Goal
Could you reproduce the listing below line for line, without changing a single character?

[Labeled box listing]
--

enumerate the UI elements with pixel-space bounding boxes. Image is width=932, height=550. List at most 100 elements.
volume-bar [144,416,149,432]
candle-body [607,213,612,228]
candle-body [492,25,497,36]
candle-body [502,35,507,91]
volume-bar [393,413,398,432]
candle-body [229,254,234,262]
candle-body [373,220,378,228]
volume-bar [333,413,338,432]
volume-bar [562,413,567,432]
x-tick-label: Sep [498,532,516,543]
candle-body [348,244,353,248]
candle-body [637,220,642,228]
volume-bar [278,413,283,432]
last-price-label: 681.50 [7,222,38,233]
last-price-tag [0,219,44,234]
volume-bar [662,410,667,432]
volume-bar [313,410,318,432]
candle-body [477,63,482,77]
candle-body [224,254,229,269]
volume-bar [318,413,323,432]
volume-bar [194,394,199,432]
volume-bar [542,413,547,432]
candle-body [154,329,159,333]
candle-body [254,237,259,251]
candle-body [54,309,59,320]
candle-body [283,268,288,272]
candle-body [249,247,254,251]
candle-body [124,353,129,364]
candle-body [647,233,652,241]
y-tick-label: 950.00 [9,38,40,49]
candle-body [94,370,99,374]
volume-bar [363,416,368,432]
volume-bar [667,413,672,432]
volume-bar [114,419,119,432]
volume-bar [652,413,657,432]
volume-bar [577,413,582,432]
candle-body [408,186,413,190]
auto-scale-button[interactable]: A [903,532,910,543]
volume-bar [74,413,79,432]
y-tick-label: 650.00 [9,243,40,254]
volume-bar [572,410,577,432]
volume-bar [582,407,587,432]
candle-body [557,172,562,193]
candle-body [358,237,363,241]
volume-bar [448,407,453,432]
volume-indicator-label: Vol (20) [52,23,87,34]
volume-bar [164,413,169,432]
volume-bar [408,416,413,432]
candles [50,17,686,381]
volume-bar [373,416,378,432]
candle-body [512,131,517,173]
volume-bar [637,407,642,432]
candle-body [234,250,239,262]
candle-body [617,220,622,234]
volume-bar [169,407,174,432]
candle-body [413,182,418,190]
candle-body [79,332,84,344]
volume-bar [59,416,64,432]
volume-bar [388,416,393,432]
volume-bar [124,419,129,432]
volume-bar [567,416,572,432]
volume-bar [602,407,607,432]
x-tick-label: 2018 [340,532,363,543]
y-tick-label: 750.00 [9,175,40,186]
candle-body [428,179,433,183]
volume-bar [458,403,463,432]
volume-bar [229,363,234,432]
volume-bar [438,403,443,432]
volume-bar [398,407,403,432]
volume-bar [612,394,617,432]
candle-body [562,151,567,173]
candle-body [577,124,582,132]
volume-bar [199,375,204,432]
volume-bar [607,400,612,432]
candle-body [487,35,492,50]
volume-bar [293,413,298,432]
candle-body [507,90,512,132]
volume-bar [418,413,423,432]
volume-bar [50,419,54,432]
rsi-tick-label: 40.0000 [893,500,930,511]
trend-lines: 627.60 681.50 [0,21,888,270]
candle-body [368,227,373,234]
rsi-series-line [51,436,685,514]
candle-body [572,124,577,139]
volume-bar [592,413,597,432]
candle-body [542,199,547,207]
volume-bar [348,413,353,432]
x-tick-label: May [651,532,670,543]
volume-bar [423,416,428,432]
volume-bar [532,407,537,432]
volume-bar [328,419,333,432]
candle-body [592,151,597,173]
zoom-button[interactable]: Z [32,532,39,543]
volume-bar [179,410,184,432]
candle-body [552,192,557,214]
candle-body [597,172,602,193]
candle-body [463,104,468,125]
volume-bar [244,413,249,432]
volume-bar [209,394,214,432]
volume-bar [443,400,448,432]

--

Response to the exercise
enumerate the UI elements with pixel-space bounding boxes. Image is width=932, height=550. List at most 100 elements.
volume-bar [144,416,149,432]
candle-body [607,213,612,228]
candle-body [492,25,497,36]
candle-body [502,35,507,91]
volume-bar [393,413,398,432]
candle-body [229,254,234,262]
candle-body [373,220,378,228]
volume-bar [333,413,338,432]
volume-bar [562,413,567,432]
x-tick-label: Sep [498,532,516,543]
candle-body [348,244,353,248]
candle-body [637,220,642,228]
volume-bar [278,413,283,432]
last-price-label: 681.50 [7,222,38,233]
last-price-tag [0,219,44,234]
volume-bar [662,410,667,432]
volume-bar [313,410,318,432]
candle-body [477,63,482,77]
candle-body [224,254,229,269]
volume-bar [318,413,323,432]
volume-bar [194,394,199,432]
volume-bar [542,413,547,432]
candle-body [154,329,159,333]
candle-body [254,237,259,251]
candle-body [54,309,59,320]
candle-body [283,268,288,272]
candle-body [249,247,254,251]
candle-body [124,353,129,364]
candle-body [647,233,652,241]
y-tick-label: 950.00 [9,38,40,49]
candle-body [94,370,99,374]
volume-bar [363,416,368,432]
volume-bar [667,413,672,432]
volume-bar [114,419,119,432]
volume-bar [652,413,657,432]
volume-bar [577,413,582,432]
candle-body [408,186,413,190]
auto-scale-button[interactable]: A [903,532,910,543]
volume-bar [74,413,79,432]
y-tick-label: 650.00 [9,243,40,254]
volume-bar [572,410,577,432]
volume-bar [582,407,587,432]
candle-body [557,172,562,193]
candle-body [358,237,363,241]
volume-bar [448,407,453,432]
volume-indicator-label: Vol (20) [52,23,87,34]
volume-bar [164,413,169,432]
volume-bar [408,416,413,432]
candles [50,17,686,381]
volume-bar [373,416,378,432]
candle-body [512,131,517,173]
volume-bar [637,407,642,432]
candle-body [234,250,239,262]
candle-body [617,220,622,234]
volume-bar [169,407,174,432]
candle-body [413,182,418,190]
candle-body [79,332,84,344]
volume-bar [59,416,64,432]
volume-bar [388,416,393,432]
volume-bar [124,419,129,432]
volume-bar [567,416,572,432]
volume-bar [602,407,607,432]
x-tick-label: 2018 [340,532,363,543]
y-tick-label: 750.00 [9,175,40,186]
candle-body [428,179,433,183]
volume-bar [458,403,463,432]
volume-bar [229,363,234,432]
volume-bar [438,403,443,432]
volume-bar [398,407,403,432]
volume-bar [612,394,617,432]
candle-body [562,151,567,173]
candle-body [577,124,582,132]
volume-bar [199,375,204,432]
volume-bar [607,400,612,432]
candle-body [487,35,492,50]
volume-bar [293,413,298,432]
candle-body [507,90,512,132]
volume-bar [418,413,423,432]
volume-bar [50,419,54,432]
rsi-tick-label: 40.0000 [893,500,930,511]
trend-lines: 627.60 681.50 [0,21,888,270]
candle-body [368,227,373,234]
rsi-series-line [51,436,685,514]
candle-body [572,124,577,139]
volume-bar [592,413,597,432]
candle-body [542,199,547,207]
volume-bar [348,413,353,432]
x-tick-label: May [651,532,670,543]
volume-bar [423,416,428,432]
volume-bar [532,407,537,432]
volume-bar [328,419,333,432]
candle-body [592,151,597,173]
zoom-button[interactable]: Z [32,532,39,543]
volume-bar [179,410,184,432]
candle-body [552,192,557,214]
candle-body [597,172,602,193]
candle-body [463,104,468,125]
volume-bar [244,413,249,432]
volume-bar [209,394,214,432]
volume-bar [443,400,448,432]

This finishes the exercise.